**Article**
Live album by Frank Zappa
- Released: December 21, 2009
- Recorded: October 29, 1976
- Venue: Spectrum Theater (Philadelphia, Pennsylvania)
- Genre: Progressive rock, jazz fusion
- Length: 133:44
- Label: Vaulternative Records
- Producer: Gail Zappa & Joe Travers

Frank Zappa chronology
| Lumpy Money Project/Object (2009) | Philly '76 (2009) | Greasy Love Songs (2010) |

= Philly '76 =

Philly '76 is a live album by Frank Zappa, recorded on October 29, 1976 at the Spectrum in Philadelphia, Pennsylvania, and released by the Zappa Family Trust on December 21, 2009 to commemorate Frank Zappa's 69th birthday. It is the fourth installment on the Vaulternative Records label that is dedicated to the posthumous release of complete Zappa concerts, following the releases of FZ:OZ (2002), Buffalo (2007) and Wazoo (2007).

Professional ratings
Review scores
| Source | Rating |
| Allmusic | Star Half star |
| Prog Archives | Star |

== History ==
The live band featured on the recording included Bianca Odin on vocals and keyboards, who only toured with Zappa's band for a few weeks in the fall of 1976. One cut from this concert ("Wind Up Workin' in a Gas Station") was released on You Can't Do That on Stage Anymore, Vol. 6 in 1992. Prior to the release of Philly '76, no other recordings featuring Bianca Odin had been officially released.

Also appearing for the first time on the album are a performance of "Stranded in the Jungle" (originally recorded in 1956 by The Jay Hawks, later covered by The Cadets, Commander Cody and His Lost Planet Airmen and the New York Dolls, and included in the non-Zappa Family Trust release Frank Zappa's Jukebox) and a verse of lyrics in "Titties 'n Beer" not included in previously released versions of the song, which illuminates Zappa's original title for the song, "Chrissy Puked Twice".

**Given data**
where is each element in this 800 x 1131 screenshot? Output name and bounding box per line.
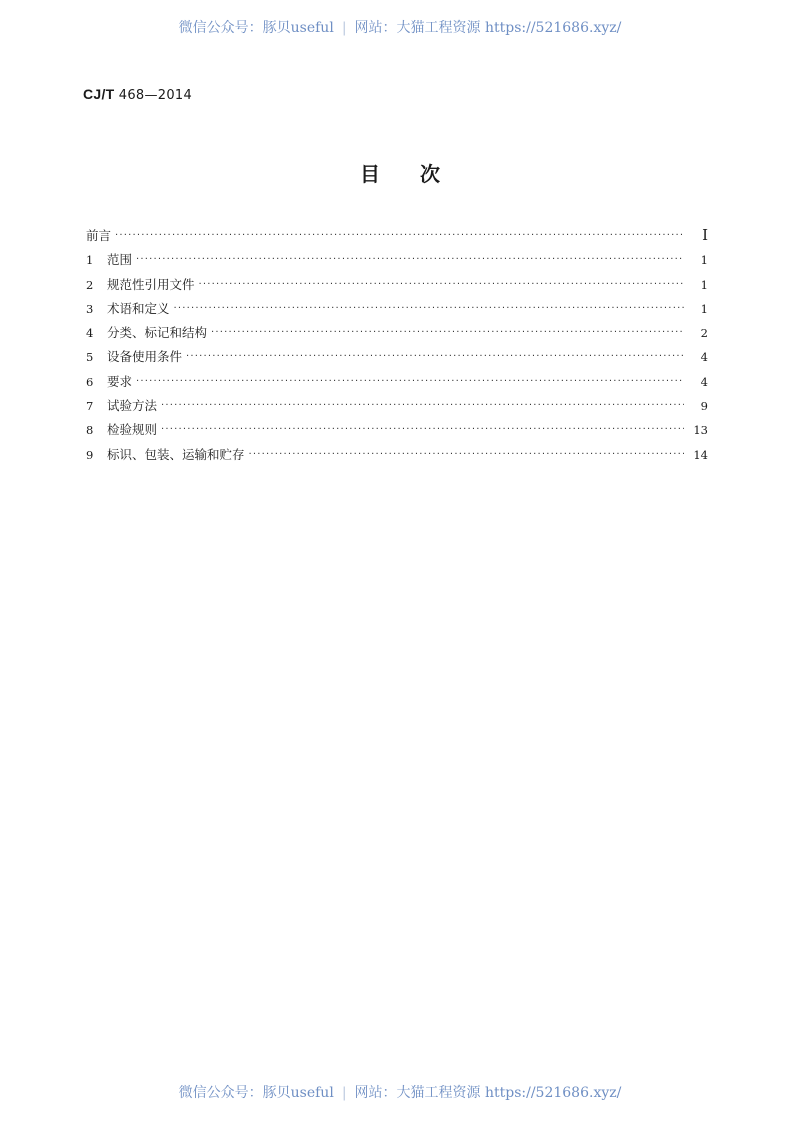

**Requests**
• 1. According to the Philly '76 article, which member of the live band toured with Zappa for only a few weeks in the fall of 1976?
• 2. Name every act the Philly '76 article credits with recording or covering "Stranded in the Jungle."
• 3. Write a continuation of the Philly '76 article that picks up after its final sentence.
The listing comes from a separate source and is not part of the Philly '76 article.

**Task-by-task outputs**
• 1. Bianca Odin, on vocals and keyboards.

• 2. The Jay Hawks, The Cadets, Commander Cody and His Lost Planet Airmen, the New York Dolls

• 3.
== Critical reception ==
Critics regard Philly '76 as a unique entry in the Zappa discography, largely due to Lady Bianca. Michael Schell wrote "It's hard to overstate just how significant her presence is in mitigating the most troublesome effects of Zappa's lyrics. Simply having a woman singing the lead on a track like Dirty Love dramatically softens its impression compared to Zappa's own snide and rather sinister-sounding delivery on other albums…Black Napkins is special thanks to Bianca's wordless voice solo, distinguished by her rapid shifts from chest to head voice, and even a few multiphonics. It's the only Zappa track I can think of with this kind of prominent jazz-style solo from a female singer." Progarchives.com concluded "Bianca's gospel tinged vocals add much to songs like Dirty Love…The set is weighted toward Zappa's pop side, with the only true prog moments being The Purple Lagoon. While I wouldn't recommend this as a Zappa starting point, it is an excellent addition to a collection."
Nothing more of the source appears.